■ **Supplied records**

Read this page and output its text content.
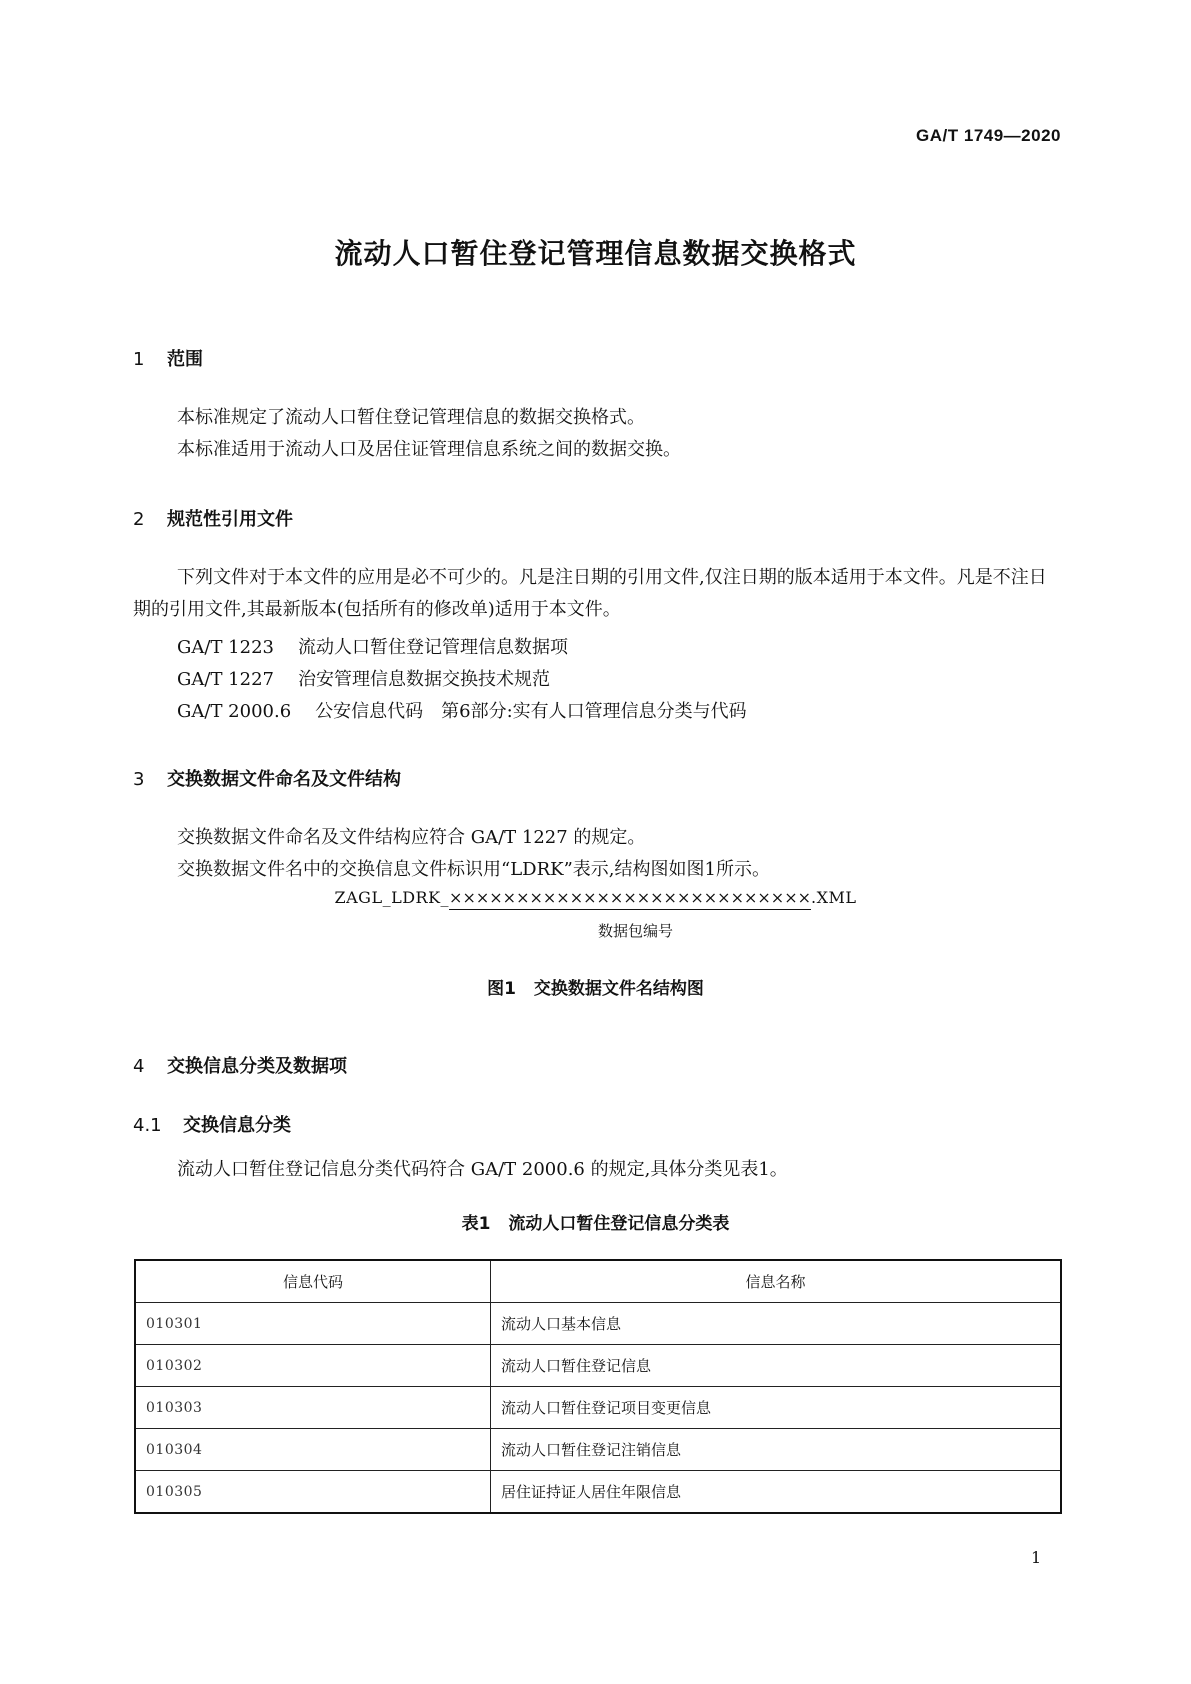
GA/T 1749—2020
流动人口暂住登记管理信息数据交换格式
1 范围
本标准规定了流动人口暂住登记管理信息的数据交换格式。
本标准适用于流动人口及居住证管理信息系统之间的数据交换。
2 规范性引用文件
下列文件对于本文件的应用是必不可少的。凡是注日期的引用文件,仅注日期的版本适用于本文件。凡是不注日期的引用文件,其最新版本(包括所有的修改单)适用于本文件。
GA/T 1223 流动人口暂住登记管理信息数据项
GA/T 1227 治安管理信息数据交换技术规范
GA/T 2000.6 公安信息代码　第6部分:实有人口管理信息分类与代码
3 交换数据文件命名及文件结构
交换数据文件命名及文件结构应符合 GA/T 1227 的规定。
交换数据文件名中的交换信息文件标识用“LDRK”表示,结构图如图1所示。
ZAGL_LDRK_×××××××××××××××××××××××××××.XML
数据包编号
图1 交换数据文件名结构图
4 交换信息分类及数据项
4.1 交换信息分类
流动人口暂住登记信息分类代码符合 GA/T 2000.6 的规定,具体分类见表1。
表1 流动人口暂住登记信息分类表
信息代码	信息名称
010301	流动人口基本信息
010302	流动人口暂住登记信息
010303	流动人口暂住登记项目变更信息
010304	流动人口暂住登记注销信息
010305	居住证持证人居住年限信息
1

■ **What is needed**
Could you repeat all of the material exactly? Pictures should not be copied.

■ **Answer for this exercise**
Read this page and output its text content.
GA/T 1749—2020
流动人口暂住登记管理信息数据交换格式
1 范围
本标准规定了流动人口暂住登记管理信息的数据交换格式。
本标准适用于流动人口及居住证管理信息系统之间的数据交换。
2 规范性引用文件
下列文件对于本文件的应用是必不可少的。凡是注日期的引用文件,仅注日期的版本适用于本文件。凡是不注日期的引用文件,其最新版本(包括所有的修改单)适用于本文件。
GA/T 1223 流动人口暂住登记管理信息数据项
GA/T 1227 治安管理信息数据交换技术规范
GA/T 2000.6 公安信息代码　第6部分:实有人口管理信息分类与代码
3 交换数据文件命名及文件结构
交换数据文件命名及文件结构应符合 GA/T 1227 的规定。
交换数据文件名中的交换信息文件标识用“LDRK”表示,结构图如图1所示。
ZAGL_LDRK_×××××××××××××××××××××××××××.XML
数据包编号
图1 交换数据文件名结构图
4 交换信息分类及数据项
4.1 交换信息分类
流动人口暂住登记信息分类代码符合 GA/T 2000.6 的规定,具体分类见表1。
表1 流动人口暂住登记信息分类表
信息代码	信息名称
010301	流动人口基本信息
010302	流动人口暂住登记信息
010303	流动人口暂住登记项目变更信息
010304	流动人口暂住登记注销信息
010305	居住证持证人居住年限信息
1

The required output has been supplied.